Stored records
:::::

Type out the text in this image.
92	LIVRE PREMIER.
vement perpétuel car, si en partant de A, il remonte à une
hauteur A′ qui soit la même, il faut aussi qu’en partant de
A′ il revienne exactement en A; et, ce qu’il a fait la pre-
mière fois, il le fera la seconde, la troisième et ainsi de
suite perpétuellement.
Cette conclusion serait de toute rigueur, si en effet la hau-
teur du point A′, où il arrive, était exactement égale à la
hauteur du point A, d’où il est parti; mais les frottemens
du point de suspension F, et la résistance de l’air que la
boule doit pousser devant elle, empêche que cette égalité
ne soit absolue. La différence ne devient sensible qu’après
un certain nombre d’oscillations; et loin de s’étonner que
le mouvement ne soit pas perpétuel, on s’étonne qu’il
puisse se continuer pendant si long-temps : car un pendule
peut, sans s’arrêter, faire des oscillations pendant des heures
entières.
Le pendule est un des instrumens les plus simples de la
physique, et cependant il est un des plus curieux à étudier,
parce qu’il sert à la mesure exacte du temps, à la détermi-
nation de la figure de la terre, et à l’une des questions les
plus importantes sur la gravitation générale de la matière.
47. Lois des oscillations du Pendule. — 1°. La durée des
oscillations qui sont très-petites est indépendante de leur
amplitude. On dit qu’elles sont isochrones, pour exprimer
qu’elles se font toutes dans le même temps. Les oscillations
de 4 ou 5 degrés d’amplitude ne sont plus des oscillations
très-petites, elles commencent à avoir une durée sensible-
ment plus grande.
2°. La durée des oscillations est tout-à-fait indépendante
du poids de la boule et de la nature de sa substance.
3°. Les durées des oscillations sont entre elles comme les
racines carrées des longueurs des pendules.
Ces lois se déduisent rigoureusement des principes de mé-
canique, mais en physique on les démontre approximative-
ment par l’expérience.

:::::

### [Task objective]
Using the exact wording, write out all of the records.

### [Full solution]
Type out the text in this image.
92	LIVRE PREMIER.
vement perpétuel car, si en partant de A, il remonte à une
hauteur A′ qui soit la même, il faut aussi qu’en partant de
A′ il revienne exactement en A; et, ce qu’il a fait la pre-
mière fois, il le fera la seconde, la troisième et ainsi de
suite perpétuellement.
Cette conclusion serait de toute rigueur, si en effet la hau-
teur du point A′, où il arrive, était exactement égale à la
hauteur du point A, d’où il est parti; mais les frottemens
du point de suspension F, et la résistance de l’air que la
boule doit pousser devant elle, empêche que cette égalité
ne soit absolue. La différence ne devient sensible qu’après
un certain nombre d’oscillations; et loin de s’étonner que
le mouvement ne soit pas perpétuel, on s’étonne qu’il
puisse se continuer pendant si long-temps : car un pendule
peut, sans s’arrêter, faire des oscillations pendant des heures
entières.
Le pendule est un des instrumens les plus simples de la
physique, et cependant il est un des plus curieux à étudier,
parce qu’il sert à la mesure exacte du temps, à la détermi-
nation de la figure de la terre, et à l’une des questions les
plus importantes sur la gravitation générale de la matière.
47. Lois des oscillations du Pendule. — 1°. La durée des
oscillations qui sont très-petites est indépendante de leur
amplitude. On dit qu’elles sont isochrones, pour exprimer
qu’elles se font toutes dans le même temps. Les oscillations
de 4 ou 5 degrés d’amplitude ne sont plus des oscillations
très-petites, elles commencent à avoir une durée sensible-
ment plus grande.
2°. La durée des oscillations est tout-à-fait indépendante
du poids de la boule et de la nature de sa substance.
3°. Les durées des oscillations sont entre elles comme les
racines carrées des longueurs des pendules.
Ces lois se déduisent rigoureusement des principes de mé-
canique, mais en physique on les démontre approximative-
ment par l’expérience.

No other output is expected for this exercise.